##### Dataset rows #####

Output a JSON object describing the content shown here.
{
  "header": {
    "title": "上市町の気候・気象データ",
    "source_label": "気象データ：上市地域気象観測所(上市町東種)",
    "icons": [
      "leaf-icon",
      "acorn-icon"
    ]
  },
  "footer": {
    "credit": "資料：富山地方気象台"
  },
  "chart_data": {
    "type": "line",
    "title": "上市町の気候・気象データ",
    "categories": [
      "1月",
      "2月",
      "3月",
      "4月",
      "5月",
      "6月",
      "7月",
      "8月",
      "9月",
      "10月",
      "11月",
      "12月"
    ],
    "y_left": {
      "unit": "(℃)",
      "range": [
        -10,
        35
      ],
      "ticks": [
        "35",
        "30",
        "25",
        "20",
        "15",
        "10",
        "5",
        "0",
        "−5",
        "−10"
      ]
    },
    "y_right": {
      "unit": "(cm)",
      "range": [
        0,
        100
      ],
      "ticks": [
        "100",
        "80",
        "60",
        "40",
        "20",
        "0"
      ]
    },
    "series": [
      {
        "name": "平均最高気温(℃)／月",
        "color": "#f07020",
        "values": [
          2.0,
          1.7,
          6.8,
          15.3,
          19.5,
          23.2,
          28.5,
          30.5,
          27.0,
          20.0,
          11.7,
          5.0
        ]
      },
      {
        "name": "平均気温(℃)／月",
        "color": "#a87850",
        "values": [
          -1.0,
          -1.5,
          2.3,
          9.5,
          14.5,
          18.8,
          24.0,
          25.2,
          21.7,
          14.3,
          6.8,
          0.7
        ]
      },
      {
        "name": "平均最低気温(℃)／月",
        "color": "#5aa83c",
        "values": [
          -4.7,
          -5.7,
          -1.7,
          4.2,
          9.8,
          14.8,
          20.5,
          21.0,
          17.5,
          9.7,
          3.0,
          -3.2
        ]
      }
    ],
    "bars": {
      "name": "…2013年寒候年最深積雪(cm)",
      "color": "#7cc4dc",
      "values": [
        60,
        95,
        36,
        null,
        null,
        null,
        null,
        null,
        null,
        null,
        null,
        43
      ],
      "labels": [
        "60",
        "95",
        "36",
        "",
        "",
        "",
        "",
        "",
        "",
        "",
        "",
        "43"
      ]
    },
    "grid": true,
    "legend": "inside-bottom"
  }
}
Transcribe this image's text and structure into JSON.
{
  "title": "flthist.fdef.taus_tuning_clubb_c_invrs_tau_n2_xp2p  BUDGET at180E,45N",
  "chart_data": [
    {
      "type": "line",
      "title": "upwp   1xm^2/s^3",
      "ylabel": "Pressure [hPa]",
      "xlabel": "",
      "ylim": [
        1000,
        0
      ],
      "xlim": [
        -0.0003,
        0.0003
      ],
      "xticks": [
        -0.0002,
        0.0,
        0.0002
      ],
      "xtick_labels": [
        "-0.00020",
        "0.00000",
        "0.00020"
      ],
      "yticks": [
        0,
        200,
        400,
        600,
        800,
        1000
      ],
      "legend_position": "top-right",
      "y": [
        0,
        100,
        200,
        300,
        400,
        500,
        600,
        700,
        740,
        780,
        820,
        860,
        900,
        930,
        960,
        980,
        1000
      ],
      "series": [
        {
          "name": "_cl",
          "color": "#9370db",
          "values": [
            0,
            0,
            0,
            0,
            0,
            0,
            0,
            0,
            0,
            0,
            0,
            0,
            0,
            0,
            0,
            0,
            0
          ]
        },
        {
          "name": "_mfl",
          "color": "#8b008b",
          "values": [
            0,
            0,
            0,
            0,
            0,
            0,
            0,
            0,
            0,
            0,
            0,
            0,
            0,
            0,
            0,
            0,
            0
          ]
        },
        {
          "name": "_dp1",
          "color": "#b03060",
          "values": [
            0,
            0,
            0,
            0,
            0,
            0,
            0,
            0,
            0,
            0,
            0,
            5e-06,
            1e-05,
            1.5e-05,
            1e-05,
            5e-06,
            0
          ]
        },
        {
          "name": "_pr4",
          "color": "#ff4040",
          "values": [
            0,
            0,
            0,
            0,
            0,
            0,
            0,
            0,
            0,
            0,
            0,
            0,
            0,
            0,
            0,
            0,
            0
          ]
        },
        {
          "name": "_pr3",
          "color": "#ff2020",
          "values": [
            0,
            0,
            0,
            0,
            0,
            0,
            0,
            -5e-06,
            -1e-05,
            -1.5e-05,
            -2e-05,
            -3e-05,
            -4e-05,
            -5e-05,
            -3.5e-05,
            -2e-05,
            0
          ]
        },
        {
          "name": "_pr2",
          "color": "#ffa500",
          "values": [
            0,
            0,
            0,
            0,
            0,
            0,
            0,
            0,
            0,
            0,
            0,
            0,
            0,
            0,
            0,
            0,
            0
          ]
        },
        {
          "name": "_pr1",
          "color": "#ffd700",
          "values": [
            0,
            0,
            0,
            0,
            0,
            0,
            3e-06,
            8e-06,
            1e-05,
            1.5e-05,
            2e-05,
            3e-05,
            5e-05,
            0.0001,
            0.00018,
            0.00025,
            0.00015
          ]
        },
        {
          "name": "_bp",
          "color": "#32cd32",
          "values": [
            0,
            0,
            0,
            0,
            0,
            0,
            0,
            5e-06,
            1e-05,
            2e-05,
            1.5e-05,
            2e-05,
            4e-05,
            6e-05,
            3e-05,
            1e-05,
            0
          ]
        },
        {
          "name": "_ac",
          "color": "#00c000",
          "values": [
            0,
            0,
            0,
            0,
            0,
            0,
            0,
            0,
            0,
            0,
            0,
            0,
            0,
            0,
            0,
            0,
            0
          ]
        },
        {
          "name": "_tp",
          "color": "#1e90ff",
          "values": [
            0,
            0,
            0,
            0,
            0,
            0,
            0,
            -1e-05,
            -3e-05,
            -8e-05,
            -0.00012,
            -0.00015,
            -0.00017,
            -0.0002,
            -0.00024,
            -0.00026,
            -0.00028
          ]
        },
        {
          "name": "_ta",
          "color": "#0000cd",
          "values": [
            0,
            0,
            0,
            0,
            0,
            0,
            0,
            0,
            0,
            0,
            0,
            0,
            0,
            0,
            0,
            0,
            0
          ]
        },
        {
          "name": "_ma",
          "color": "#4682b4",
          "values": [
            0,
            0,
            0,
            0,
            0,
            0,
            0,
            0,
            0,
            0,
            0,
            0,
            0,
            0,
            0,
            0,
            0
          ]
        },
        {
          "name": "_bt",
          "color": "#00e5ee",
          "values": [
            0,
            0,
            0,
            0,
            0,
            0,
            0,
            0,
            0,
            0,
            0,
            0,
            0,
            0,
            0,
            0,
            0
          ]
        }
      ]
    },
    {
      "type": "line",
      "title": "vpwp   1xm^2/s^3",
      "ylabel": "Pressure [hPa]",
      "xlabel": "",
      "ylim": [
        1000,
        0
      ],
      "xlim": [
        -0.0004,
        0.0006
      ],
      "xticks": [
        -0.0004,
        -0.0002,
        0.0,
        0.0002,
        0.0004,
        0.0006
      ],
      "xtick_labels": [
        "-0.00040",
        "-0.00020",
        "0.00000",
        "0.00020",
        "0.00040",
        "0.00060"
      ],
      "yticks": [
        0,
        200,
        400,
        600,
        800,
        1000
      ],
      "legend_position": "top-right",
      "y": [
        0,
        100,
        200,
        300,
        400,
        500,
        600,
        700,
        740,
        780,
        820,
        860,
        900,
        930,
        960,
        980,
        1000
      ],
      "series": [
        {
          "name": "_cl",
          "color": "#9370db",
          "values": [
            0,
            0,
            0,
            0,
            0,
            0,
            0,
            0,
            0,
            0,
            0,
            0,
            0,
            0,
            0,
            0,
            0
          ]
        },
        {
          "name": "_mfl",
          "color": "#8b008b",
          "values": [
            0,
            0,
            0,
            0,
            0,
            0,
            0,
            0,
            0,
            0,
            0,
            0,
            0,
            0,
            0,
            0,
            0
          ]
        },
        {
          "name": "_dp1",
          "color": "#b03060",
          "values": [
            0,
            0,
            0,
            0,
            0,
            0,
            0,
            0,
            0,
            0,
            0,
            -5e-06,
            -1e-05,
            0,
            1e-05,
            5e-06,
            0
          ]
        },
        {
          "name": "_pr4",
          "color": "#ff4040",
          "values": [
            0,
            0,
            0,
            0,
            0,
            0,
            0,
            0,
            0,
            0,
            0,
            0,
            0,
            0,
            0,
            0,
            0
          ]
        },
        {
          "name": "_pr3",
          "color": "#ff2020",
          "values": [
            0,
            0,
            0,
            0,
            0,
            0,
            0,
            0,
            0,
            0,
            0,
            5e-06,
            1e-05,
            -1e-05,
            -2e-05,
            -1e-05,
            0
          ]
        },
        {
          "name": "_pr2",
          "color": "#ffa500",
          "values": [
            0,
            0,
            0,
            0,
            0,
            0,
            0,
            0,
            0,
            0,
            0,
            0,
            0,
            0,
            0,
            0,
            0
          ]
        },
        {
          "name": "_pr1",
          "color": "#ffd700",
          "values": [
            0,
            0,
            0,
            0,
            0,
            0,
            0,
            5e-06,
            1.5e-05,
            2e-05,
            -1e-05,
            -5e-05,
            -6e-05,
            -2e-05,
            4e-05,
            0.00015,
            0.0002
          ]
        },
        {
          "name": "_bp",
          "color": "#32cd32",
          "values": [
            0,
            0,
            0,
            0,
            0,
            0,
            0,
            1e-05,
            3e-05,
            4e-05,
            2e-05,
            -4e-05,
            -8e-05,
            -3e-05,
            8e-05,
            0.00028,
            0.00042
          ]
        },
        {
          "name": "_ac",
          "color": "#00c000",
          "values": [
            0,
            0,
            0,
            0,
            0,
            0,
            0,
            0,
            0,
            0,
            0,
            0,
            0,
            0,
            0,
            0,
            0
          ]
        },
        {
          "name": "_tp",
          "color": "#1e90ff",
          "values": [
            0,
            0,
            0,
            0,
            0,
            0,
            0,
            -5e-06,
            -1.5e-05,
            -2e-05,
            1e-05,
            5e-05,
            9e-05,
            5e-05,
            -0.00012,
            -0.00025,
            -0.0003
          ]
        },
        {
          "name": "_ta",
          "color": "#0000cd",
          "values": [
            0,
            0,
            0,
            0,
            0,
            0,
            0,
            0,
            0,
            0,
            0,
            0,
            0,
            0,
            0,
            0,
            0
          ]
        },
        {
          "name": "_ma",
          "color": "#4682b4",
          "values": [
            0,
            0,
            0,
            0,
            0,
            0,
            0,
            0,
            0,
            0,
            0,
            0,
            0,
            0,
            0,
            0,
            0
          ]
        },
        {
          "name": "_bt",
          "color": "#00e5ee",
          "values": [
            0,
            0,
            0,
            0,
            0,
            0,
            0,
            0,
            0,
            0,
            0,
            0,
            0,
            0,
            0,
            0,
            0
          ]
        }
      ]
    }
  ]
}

#####

Given exercise ▸
What is the number of lines in the records that contain "JSON"? Give that number only.

Task solution ▸
2